>>>>
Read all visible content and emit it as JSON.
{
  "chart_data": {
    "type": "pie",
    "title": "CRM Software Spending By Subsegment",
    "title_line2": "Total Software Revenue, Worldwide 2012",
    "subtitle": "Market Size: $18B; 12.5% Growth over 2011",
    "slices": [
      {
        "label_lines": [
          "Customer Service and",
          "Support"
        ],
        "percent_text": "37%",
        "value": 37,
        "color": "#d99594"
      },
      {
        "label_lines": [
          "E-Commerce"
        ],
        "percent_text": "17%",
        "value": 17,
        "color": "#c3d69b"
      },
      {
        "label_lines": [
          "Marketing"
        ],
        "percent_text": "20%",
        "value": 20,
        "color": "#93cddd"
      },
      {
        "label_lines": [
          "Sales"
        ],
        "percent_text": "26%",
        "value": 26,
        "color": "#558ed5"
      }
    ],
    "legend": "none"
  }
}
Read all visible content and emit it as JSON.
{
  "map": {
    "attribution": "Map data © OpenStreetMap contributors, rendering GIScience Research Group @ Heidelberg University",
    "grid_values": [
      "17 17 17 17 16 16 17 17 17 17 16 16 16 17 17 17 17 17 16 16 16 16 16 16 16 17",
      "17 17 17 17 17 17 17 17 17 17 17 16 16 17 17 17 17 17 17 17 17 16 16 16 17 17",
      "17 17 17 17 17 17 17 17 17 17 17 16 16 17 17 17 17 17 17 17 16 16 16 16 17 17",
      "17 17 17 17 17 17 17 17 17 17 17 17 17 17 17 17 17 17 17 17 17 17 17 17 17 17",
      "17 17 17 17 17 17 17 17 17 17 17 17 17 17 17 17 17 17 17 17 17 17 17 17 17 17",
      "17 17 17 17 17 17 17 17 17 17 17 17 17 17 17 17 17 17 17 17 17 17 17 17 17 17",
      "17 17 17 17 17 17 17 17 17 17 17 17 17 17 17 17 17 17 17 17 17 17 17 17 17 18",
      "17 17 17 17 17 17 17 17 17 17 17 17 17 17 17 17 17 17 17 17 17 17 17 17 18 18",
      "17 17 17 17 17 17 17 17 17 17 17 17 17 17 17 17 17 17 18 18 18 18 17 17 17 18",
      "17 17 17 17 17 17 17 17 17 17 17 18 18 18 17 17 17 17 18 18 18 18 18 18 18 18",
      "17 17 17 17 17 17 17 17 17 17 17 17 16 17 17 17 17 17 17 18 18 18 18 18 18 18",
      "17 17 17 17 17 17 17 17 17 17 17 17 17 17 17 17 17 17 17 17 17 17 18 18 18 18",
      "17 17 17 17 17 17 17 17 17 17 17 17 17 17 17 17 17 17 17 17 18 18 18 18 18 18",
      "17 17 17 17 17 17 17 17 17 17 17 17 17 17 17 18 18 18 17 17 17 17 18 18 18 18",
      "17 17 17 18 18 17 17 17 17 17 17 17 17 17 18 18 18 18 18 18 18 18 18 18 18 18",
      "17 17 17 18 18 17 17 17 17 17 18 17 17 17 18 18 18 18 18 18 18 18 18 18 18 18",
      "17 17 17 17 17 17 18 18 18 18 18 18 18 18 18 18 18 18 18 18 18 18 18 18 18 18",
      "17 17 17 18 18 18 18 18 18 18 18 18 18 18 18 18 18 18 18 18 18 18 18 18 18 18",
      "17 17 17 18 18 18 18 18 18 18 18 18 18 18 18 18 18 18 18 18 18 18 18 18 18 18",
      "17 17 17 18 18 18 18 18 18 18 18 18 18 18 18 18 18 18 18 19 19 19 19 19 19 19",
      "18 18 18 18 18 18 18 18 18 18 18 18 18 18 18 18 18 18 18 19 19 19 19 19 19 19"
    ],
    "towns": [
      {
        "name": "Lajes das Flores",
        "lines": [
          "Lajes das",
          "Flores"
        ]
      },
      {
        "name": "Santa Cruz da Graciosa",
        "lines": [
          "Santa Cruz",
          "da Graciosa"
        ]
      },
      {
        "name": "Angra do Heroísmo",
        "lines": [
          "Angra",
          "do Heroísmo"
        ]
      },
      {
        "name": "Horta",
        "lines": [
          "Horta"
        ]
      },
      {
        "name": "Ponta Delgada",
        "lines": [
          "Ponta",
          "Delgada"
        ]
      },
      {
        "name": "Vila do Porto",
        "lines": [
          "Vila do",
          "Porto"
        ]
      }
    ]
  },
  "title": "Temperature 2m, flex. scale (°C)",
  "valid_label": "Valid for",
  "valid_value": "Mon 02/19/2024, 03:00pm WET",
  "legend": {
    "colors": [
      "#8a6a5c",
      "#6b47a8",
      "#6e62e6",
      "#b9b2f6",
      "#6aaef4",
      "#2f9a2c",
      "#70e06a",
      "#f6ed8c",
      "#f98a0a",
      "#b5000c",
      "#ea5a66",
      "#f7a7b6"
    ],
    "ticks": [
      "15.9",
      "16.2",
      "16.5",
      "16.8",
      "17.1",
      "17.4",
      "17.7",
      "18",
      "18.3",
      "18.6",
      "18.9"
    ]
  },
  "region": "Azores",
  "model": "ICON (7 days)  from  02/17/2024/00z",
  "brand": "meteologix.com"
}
<<<<
### SET TASK
Using the exact wording, write out all of the records.

### OUTPUT
Read all visible content and emit it as JSON.
{
  "chart_data": {
    "type": "pie",
    "title": "CRM Software Spending By Subsegment",
    "title_line2": "Total Software Revenue, Worldwide 2012",
    "subtitle": "Market Size: $18B; 12.5% Growth over 2011",
    "slices": [
      {
        "label_lines": [
          "Customer Service and",
          "Support"
        ],
        "percent_text": "37%",
        "value": 37,
        "color": "#d99594"
      },
      {
        "label_lines": [
          "E-Commerce"
        ],
        "percent_text": "17%",
        "value": 17,
        "color": "#c3d69b"
      },
      {
        "label_lines": [
          "Marketing"
        ],
        "percent_text": "20%",
        "value": 20,
        "color": "#93cddd"
      },
      {
        "label_lines": [
          "Sales"
        ],
        "percent_text": "26%",
        "value": 26,
        "color": "#558ed5"
      }
    ],
    "legend": "none"
  }
}
Read all visible content and emit it as JSON.
{
  "map": {
    "attribution": "Map data © OpenStreetMap contributors, rendering GIScience Research Group @ Heidelberg University",
    "grid_values": [
      "17 17 17 17 16 16 17 17 17 17 16 16 16 17 17 17 17 17 16 16 16 16 16 16 16 17",
      "17 17 17 17 17 17 17 17 17 17 17 16 16 17 17 17 17 17 17 17 17 16 16 16 17 17",
      "17 17 17 17 17 17 17 17 17 17 17 16 16 17 17 17 17 17 17 17 16 16 16 16 17 17",
      "17 17 17 17 17 17 17 17 17 17 17 17 17 17 17 17 17 17 17 17 17 17 17 17 17 17",
      "17 17 17 17 17 17 17 17 17 17 17 17 17 17 17 17 17 17 17 17 17 17 17 17 17 17",
      "17 17 17 17 17 17 17 17 17 17 17 17 17 17 17 17 17 17 17 17 17 17 17 17 17 17",
      "17 17 17 17 17 17 17 17 17 17 17 17 17 17 17 17 17 17 17 17 17 17 17 17 17 18",
      "17 17 17 17 17 17 17 17 17 17 17 17 17 17 17 17 17 17 17 17 17 17 17 17 18 18",
      "17 17 17 17 17 17 17 17 17 17 17 17 17 17 17 17 17 17 18 18 18 18 17 17 17 18",
      "17 17 17 17 17 17 17 17 17 17 17 18 18 18 17 17 17 17 18 18 18 18 18 18 18 18",
      "17 17 17 17 17 17 17 17 17 17 17 17 16 17 17 17 17 17 17 18 18 18 18 18 18 18",
      "17 17 17 17 17 17 17 17 17 17 17 17 17 17 17 17 17 17 17 17 17 17 18 18 18 18",
      "17 17 17 17 17 17 17 17 17 17 17 17 17 17 17 17 17 17 17 17 18 18 18 18 18 18",
      "17 17 17 17 17 17 17 17 17 17 17 17 17 17 17 18 18 18 17 17 17 17 18 18 18 18",
      "17 17 17 18 18 17 17 17 17 17 17 17 17 17 18 18 18 18 18 18 18 18 18 18 18 18",
      "17 17 17 18 18 17 17 17 17 17 18 17 17 17 18 18 18 18 18 18 18 18 18 18 18 18",
      "17 17 17 17 17 17 18 18 18 18 18 18 18 18 18 18 18 18 18 18 18 18 18 18 18 18",
      "17 17 17 18 18 18 18 18 18 18 18 18 18 18 18 18 18 18 18 18 18 18 18 18 18 18",
      "17 17 17 18 18 18 18 18 18 18 18 18 18 18 18 18 18 18 18 18 18 18 18 18 18 18",
      "17 17 17 18 18 18 18 18 18 18 18 18 18 18 18 18 18 18 18 19 19 19 19 19 19 19",
      "18 18 18 18 18 18 18 18 18 18 18 18 18 18 18 18 18 18 18 19 19 19 19 19 19 19"
    ],
    "towns": [
      {
        "name": "Lajes das Flores",
        "lines": [
          "Lajes das",
          "Flores"
        ]
      },
      {
        "name": "Santa Cruz da Graciosa",
        "lines": [
          "Santa Cruz",
          "da Graciosa"
        ]
      },
      {
        "name": "Angra do Heroísmo",
        "lines": [
          "Angra",
          "do Heroísmo"
        ]
      },
      {
        "name": "Horta",
        "lines": [
          "Horta"
        ]
      },
      {
        "name": "Ponta Delgada",
        "lines": [
          "Ponta",
          "Delgada"
        ]
      },
      {
        "name": "Vila do Porto",
        "lines": [
          "Vila do",
          "Porto"
        ]
      }
    ]
  },
  "title": "Temperature 2m, flex. scale (°C)",
  "valid_label": "Valid for",
  "valid_value": "Mon 02/19/2024, 03:00pm WET",
  "legend": {
    "colors": [
      "#8a6a5c",
      "#6b47a8",
      "#6e62e6",
      "#b9b2f6",
      "#6aaef4",
      "#2f9a2c",
      "#70e06a",
      "#f6ed8c",
      "#f98a0a",
      "#b5000c",
      "#ea5a66",
      "#f7a7b6"
    ],
    "ticks": [
      "15.9",
      "16.2",
      "16.5",
      "16.8",
      "17.1",
      "17.4",
      "17.7",
      "18",
      "18.3",
      "18.6",
      "18.9"
    ]
  },
  "region": "Azores",
  "model": "ICON (7 days)  from  02/17/2024/00z",
  "brand": "meteologix.com"
}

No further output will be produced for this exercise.